**Supplied passage**
··········
When the 2020 Democratic presidential candidates debated foreign policy in the fall of 2019, Vermont Senator Bernie Sanders broke protocol by doing something the hyper-cautious consultants and strategists who strangle our politics invariably tell front-running contenders they cannot do. He demanded respect for the rights, and the lives, of the Palestinian people.
Sanders finished his campaign as one of the most influential members of the Senate, where he has argued with increasing urgency in recent days that “if the United States is going to be a credible voice on human rights on the global stage, we must recognize that Palestinian rights matters.”
The senator has emerged as the Senate’s most outspoken critic of what he decries as the “racist nationalism” of Israeli Prime Minister Benjamin Netanyahu and of Israeli air strikes on Gaza that have cost hundreds of Palestinian lives—including those of more than 60 children. There were hopes that those air strikes would end Friday morning when a negotiated cease-fire was set to begin. But they had already, in the words of United Nations Secretary-General António Guterres, turned Gaza into “a hell on earth.”
With the “unconscionable devastation” of Gaza in mind, the Senate Budget Committee chair said this week, “We must also take a hard look at nearly $4 billion a year in military aid to Israel. It is illegal for U.S. aid to support human rights violations.” On Thursday, he moved to block the US sale of $735 million in new weaponry to Israel.
··········
**Material supplied**
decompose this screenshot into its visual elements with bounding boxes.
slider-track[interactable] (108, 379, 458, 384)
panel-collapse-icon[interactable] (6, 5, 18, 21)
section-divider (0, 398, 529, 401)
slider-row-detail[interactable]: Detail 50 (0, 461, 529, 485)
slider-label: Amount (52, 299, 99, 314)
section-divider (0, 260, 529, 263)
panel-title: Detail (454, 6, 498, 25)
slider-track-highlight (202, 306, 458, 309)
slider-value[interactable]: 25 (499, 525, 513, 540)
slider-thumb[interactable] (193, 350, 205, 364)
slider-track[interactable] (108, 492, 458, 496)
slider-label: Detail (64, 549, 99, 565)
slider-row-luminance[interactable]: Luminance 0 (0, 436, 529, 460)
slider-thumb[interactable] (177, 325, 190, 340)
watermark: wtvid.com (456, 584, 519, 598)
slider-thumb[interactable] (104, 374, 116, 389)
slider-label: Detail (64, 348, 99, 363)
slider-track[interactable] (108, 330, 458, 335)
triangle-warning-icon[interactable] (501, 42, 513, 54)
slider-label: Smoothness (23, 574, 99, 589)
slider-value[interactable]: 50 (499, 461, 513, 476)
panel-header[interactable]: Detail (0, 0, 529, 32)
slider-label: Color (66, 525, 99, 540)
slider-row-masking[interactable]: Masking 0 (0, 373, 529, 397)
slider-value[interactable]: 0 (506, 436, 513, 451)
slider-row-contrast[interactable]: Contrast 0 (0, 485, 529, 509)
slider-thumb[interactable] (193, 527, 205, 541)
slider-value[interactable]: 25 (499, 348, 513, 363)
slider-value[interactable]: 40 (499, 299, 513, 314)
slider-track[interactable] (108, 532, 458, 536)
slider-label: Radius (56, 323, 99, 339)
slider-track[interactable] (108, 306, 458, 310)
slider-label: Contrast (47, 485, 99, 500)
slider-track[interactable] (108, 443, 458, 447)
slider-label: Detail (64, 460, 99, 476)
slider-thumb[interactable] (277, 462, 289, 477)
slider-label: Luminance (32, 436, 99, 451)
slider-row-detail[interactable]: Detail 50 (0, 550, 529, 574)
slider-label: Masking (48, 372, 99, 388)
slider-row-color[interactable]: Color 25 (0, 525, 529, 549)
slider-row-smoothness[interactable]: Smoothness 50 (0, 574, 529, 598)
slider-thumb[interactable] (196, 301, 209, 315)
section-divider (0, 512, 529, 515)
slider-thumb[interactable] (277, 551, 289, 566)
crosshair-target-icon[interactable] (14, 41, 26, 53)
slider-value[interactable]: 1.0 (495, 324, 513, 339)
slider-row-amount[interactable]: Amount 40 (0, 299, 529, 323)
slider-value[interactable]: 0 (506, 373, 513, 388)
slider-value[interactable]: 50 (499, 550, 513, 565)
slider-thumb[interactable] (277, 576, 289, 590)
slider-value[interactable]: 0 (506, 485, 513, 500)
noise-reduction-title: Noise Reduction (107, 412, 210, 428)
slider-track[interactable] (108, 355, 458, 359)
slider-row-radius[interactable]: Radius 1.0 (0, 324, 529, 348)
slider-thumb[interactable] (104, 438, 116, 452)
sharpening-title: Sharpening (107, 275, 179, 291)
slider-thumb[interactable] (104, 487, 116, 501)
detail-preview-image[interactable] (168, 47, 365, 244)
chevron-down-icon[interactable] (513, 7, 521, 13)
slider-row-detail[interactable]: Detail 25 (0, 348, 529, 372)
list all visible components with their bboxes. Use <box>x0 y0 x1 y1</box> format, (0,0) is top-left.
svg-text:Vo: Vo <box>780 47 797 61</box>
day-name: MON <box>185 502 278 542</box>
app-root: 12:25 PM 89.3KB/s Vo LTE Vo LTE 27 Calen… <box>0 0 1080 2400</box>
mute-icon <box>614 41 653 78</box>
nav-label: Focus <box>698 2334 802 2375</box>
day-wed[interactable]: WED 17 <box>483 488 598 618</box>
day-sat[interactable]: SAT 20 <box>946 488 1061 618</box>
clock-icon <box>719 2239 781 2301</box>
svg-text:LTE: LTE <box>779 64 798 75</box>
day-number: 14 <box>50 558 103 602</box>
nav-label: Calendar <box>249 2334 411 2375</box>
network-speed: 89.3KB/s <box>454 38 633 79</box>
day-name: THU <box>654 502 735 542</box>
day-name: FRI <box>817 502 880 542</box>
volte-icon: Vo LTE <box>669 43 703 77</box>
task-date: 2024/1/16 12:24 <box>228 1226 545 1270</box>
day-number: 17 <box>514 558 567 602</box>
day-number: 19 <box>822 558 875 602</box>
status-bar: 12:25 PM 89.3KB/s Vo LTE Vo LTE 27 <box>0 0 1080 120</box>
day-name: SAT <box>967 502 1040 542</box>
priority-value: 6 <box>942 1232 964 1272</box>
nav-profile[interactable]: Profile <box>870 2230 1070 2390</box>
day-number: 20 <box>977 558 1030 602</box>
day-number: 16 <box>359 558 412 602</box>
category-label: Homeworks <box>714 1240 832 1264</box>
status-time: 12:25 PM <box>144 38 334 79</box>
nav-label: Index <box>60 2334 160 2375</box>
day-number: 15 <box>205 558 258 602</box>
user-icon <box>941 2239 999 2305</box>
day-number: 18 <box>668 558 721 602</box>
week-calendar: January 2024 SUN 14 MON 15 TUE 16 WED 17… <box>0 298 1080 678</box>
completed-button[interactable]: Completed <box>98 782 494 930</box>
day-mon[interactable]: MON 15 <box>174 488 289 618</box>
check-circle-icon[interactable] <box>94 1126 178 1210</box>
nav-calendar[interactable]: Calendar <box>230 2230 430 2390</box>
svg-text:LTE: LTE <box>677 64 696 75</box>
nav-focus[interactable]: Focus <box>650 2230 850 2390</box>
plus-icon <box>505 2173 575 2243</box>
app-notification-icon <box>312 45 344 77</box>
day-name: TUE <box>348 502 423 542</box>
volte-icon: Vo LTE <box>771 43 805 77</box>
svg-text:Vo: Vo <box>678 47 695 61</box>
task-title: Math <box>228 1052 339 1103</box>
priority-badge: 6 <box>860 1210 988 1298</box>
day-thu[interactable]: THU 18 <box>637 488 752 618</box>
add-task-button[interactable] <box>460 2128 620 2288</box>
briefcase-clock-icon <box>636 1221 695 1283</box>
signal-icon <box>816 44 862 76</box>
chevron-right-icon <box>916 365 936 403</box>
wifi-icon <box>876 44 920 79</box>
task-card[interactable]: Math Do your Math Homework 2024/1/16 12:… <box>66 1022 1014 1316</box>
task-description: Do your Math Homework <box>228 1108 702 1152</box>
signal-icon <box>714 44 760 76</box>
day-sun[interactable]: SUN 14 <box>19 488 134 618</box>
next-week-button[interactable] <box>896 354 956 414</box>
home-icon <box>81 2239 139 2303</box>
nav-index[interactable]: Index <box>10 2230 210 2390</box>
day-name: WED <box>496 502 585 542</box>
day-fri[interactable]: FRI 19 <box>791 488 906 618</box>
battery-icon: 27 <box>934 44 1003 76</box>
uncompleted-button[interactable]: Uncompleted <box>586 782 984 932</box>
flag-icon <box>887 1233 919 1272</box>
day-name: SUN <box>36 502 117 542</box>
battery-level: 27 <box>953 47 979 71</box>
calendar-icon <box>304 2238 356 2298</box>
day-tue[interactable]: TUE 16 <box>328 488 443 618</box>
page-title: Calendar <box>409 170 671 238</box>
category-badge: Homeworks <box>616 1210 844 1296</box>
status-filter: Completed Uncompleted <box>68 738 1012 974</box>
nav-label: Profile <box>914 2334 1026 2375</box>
··········
Copy the part of the passage on Bernie Sanders and Gaza that begins with "When the 2020" and ends with "the Palestinian people.", swapping "fall" for "autumn".

When the 2020 Democratic presidential candidates debated foreign policy in the autumn of 2019, Vermont Senator Bernie Sanders broke protocol by doing something the hyper-cautious consultants and strategists who strangle our politics invariably tell front-running contenders they cannot do. He demanded respect for the rights, and the lives, of the Palestinian people.